(Entries taken from a collection)
========================================
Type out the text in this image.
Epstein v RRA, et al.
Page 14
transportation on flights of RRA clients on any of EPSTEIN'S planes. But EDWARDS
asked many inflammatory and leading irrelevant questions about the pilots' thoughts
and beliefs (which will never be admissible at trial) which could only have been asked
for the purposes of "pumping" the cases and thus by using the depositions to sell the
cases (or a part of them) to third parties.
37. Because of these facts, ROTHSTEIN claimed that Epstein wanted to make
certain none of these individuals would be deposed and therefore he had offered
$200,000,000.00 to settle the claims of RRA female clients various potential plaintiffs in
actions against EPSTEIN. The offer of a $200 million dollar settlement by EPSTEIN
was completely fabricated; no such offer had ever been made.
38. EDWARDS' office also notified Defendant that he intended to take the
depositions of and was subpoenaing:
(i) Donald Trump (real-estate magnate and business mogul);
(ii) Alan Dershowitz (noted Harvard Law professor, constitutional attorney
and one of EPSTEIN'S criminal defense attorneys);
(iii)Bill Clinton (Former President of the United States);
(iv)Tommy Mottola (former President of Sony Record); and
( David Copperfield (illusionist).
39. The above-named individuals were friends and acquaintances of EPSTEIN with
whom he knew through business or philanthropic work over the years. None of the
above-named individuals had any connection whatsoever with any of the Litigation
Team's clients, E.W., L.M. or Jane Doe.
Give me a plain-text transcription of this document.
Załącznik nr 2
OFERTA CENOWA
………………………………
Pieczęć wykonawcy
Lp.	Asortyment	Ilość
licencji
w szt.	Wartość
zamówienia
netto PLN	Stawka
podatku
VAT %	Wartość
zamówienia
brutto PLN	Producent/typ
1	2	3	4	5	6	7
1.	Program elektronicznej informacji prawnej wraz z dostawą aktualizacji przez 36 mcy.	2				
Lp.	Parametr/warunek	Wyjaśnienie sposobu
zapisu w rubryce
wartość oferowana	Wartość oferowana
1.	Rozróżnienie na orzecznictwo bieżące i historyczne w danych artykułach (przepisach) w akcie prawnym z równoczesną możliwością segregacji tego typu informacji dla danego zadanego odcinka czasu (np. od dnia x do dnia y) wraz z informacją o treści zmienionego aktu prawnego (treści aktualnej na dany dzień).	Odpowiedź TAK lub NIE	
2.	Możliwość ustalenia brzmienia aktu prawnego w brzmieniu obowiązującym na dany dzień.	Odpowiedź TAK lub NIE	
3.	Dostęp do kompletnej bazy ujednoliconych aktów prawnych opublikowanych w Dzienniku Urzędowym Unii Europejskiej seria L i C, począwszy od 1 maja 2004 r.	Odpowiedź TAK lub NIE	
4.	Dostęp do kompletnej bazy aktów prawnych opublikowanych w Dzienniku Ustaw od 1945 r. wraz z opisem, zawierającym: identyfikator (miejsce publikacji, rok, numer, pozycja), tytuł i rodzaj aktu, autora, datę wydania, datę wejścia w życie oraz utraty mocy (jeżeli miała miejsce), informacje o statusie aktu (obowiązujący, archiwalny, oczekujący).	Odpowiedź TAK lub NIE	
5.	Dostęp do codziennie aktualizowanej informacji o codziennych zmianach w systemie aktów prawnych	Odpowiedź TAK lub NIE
========================================
Exercise directions: Which lines contain "text"? Copy each of them.

Task response:
Type out the text in this image.
Give me a plain-text transcription of this document.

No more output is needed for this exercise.